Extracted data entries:
====================

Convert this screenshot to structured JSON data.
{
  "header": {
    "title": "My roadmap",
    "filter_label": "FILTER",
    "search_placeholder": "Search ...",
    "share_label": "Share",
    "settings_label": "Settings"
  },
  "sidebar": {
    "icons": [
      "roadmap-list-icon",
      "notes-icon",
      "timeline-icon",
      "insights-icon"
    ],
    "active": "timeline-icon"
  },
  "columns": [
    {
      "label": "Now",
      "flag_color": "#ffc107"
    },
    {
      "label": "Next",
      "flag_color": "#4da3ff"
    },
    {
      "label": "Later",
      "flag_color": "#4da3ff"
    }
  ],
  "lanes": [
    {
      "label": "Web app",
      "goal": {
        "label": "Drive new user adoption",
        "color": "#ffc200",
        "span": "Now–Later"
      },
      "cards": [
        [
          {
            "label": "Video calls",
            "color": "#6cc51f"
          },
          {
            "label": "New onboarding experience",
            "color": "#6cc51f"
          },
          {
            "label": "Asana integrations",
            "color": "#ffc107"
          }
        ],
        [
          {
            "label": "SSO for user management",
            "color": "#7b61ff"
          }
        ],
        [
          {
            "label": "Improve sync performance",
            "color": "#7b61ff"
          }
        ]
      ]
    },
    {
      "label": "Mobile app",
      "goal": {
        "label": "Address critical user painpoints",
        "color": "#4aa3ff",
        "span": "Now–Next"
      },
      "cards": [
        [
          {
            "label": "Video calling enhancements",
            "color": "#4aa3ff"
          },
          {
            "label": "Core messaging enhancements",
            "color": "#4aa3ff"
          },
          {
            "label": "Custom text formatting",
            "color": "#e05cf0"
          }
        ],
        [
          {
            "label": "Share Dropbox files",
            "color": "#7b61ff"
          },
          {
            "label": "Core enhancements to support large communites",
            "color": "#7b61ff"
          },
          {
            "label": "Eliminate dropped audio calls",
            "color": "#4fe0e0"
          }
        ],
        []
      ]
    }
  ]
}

====================

Exercise goal:
Write out all the entries exactly.

Result:
Convert this screenshot to structured JSON data.
{
  "header": {
    "title": "My roadmap",
    "filter_label": "FILTER",
    "search_placeholder": "Search ...",
    "share_label": "Share",
    "settings_label": "Settings"
  },
  "sidebar": {
    "icons": [
      "roadmap-list-icon",
      "notes-icon",
      "timeline-icon",
      "insights-icon"
    ],
    "active": "timeline-icon"
  },
  "columns": [
    {
      "label": "Now",
      "flag_color": "#ffc107"
    },
    {
      "label": "Next",
      "flag_color": "#4da3ff"
    },
    {
      "label": "Later",
      "flag_color": "#4da3ff"
    }
  ],
  "lanes": [
    {
      "label": "Web app",
      "goal": {
        "label": "Drive new user adoption",
        "color": "#ffc200",
        "span": "Now–Later"
      },
      "cards": [
        [
          {
            "label": "Video calls",
            "color": "#6cc51f"
          },
          {
            "label": "New onboarding experience",
            "color": "#6cc51f"
          },
          {
            "label": "Asana integrations",
            "color": "#ffc107"
          }
        ],
        [
          {
            "label": "SSO for user management",
            "color": "#7b61ff"
          }
        ],
        [
          {
            "label": "Improve sync performance",
            "color": "#7b61ff"
          }
        ]
      ]
    },
    {
      "label": "Mobile app",
      "goal": {
        "label": "Address critical user painpoints",
        "color": "#4aa3ff",
        "span": "Now–Next"
      },
      "cards": [
        [
          {
            "label": "Video calling enhancements",
            "color": "#4aa3ff"
          },
          {
            "label": "Core messaging enhancements",
            "color": "#4aa3ff"
          },
          {
            "label": "Custom text formatting",
            "color": "#e05cf0"
          }
        ],
        [
          {
            "label": "Share Dropbox files",
            "color": "#7b61ff"
          },
          {
            "label": "Core enhancements to support large communites",
            "color": "#7b61ff"
          },
          {
            "label": "Eliminate dropped audio calls",
            "color": "#4fe0e0"
          }
        ],
        []
      ]
    }
  ]
}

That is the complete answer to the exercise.